TASK DETAILS ::
Copy each line below that contains "this".

Data records

* begin *

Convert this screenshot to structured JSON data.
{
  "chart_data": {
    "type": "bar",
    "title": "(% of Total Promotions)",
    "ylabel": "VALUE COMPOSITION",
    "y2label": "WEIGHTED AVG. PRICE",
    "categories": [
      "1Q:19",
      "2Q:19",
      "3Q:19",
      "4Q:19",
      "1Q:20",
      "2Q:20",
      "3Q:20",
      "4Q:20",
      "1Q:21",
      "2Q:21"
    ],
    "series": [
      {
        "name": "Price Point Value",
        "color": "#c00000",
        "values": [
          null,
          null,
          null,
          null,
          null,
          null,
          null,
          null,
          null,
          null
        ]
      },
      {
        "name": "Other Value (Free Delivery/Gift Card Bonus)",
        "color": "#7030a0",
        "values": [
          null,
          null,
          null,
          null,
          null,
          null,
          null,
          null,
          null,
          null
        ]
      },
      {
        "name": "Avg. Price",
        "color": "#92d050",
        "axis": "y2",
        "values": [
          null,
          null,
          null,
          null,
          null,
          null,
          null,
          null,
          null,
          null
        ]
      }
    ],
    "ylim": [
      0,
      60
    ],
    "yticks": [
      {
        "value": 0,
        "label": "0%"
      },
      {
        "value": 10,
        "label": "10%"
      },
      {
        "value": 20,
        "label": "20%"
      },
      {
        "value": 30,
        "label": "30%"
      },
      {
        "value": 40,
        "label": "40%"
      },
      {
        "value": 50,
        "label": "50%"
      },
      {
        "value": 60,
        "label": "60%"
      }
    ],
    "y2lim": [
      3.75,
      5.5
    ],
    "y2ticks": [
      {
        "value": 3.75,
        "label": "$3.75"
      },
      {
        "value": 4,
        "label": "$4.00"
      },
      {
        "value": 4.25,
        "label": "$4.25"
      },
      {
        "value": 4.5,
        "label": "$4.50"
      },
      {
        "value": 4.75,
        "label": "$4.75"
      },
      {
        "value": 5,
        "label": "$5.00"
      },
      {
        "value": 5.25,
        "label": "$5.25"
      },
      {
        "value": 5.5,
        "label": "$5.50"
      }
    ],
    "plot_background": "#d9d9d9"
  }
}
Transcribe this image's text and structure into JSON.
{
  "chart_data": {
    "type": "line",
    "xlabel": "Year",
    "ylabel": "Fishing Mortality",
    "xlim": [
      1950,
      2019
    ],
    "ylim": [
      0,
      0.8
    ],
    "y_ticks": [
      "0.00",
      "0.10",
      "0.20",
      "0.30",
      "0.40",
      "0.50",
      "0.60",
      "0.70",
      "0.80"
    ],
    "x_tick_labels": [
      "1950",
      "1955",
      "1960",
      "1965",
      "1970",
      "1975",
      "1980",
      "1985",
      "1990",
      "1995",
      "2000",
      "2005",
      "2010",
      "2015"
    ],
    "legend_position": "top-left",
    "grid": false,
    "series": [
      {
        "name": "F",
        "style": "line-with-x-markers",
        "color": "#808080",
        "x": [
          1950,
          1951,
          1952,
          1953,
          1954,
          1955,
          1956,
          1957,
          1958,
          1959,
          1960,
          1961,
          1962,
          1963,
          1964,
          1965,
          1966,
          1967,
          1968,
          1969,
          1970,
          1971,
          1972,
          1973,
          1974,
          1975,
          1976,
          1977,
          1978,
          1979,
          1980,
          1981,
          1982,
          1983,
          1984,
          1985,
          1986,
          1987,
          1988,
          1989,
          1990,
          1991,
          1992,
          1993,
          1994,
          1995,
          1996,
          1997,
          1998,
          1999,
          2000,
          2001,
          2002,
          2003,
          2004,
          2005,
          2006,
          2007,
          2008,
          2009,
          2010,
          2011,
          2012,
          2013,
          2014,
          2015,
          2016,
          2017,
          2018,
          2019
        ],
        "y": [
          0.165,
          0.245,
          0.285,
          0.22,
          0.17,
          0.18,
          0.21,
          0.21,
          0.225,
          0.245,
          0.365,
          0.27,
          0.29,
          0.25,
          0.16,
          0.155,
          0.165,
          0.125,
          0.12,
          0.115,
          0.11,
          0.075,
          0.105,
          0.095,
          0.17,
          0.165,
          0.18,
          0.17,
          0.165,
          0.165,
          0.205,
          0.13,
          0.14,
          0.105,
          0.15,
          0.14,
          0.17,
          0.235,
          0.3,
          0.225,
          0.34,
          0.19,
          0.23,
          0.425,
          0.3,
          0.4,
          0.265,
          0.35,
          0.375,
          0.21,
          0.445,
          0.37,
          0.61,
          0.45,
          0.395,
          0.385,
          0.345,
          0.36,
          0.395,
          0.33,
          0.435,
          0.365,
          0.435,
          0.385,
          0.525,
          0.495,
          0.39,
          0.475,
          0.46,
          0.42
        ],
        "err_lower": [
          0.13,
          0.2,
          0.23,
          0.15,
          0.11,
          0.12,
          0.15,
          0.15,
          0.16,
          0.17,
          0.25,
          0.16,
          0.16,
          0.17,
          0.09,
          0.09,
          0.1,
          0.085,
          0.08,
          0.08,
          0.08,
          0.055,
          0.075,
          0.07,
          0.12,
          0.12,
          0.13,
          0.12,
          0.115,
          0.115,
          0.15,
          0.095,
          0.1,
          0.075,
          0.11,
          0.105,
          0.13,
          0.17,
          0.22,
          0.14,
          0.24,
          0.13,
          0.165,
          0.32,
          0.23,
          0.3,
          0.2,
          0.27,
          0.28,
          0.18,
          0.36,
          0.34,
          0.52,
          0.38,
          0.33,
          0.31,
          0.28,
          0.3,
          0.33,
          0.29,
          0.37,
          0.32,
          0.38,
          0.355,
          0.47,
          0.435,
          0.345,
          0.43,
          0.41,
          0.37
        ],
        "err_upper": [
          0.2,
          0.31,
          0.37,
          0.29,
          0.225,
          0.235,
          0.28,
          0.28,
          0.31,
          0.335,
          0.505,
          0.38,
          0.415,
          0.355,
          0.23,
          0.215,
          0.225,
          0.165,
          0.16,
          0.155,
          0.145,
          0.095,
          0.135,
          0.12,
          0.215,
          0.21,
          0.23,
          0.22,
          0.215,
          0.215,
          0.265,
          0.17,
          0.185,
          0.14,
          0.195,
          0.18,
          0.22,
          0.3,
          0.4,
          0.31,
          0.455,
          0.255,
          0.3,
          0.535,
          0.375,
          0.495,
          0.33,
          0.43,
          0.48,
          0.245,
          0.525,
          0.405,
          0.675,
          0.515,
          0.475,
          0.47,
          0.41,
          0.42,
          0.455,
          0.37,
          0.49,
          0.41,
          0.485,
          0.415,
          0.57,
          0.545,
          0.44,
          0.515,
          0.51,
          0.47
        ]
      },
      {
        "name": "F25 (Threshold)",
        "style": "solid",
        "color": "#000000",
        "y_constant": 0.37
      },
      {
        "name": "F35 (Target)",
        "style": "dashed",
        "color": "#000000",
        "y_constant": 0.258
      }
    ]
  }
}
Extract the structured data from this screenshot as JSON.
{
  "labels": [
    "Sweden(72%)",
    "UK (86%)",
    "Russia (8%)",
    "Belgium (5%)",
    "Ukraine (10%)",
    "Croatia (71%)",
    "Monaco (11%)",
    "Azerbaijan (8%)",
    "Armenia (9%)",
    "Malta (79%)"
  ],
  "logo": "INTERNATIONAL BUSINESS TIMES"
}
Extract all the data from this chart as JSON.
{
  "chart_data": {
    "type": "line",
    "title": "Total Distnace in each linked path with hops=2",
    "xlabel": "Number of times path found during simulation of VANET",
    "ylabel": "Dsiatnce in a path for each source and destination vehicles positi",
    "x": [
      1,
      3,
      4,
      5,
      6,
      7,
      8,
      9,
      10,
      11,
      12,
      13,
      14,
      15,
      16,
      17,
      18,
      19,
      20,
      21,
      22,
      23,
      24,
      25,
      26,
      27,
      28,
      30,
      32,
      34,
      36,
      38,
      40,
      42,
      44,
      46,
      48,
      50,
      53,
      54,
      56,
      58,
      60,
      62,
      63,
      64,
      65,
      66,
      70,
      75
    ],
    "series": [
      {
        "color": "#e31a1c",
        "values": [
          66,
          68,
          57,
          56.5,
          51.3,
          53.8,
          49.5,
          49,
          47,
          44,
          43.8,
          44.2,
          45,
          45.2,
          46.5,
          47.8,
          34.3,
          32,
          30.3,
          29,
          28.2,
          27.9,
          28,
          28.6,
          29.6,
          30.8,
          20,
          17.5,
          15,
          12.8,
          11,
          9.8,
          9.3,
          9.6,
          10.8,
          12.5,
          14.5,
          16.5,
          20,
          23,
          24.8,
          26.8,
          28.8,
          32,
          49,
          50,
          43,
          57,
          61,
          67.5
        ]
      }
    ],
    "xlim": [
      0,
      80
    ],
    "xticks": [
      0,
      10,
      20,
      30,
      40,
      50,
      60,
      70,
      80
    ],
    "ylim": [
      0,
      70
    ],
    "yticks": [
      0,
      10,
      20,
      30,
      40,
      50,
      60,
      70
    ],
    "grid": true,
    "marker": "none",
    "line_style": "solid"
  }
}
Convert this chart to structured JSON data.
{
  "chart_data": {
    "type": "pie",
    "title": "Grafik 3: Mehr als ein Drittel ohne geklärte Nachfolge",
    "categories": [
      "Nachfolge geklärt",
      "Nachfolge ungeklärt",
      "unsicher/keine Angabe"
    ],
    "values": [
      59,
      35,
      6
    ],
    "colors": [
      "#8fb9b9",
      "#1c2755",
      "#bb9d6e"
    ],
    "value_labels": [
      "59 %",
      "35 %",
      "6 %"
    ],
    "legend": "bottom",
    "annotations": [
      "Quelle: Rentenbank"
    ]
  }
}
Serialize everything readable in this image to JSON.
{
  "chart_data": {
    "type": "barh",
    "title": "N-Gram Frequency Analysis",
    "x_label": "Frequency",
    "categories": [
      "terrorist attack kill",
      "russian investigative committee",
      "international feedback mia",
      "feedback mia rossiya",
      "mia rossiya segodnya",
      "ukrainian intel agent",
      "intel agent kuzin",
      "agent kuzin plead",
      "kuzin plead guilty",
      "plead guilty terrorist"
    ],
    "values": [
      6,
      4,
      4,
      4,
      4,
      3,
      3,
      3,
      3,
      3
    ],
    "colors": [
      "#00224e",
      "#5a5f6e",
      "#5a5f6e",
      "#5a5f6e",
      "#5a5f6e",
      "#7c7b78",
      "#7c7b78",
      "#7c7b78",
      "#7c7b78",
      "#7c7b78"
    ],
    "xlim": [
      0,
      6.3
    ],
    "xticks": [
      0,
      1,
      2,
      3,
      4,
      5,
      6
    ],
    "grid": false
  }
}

* end *

SOLUTION TO THE PROBLEM ::
Convert this screenshot to structured JSON data.
Transcribe this image's text and structure into JSON.
Extract the structured data from this screenshot as JSON.
Extract all the data from this chart as JSON.
Convert this chart to structured JSON data.
Serialize everything readable in this image to JSON.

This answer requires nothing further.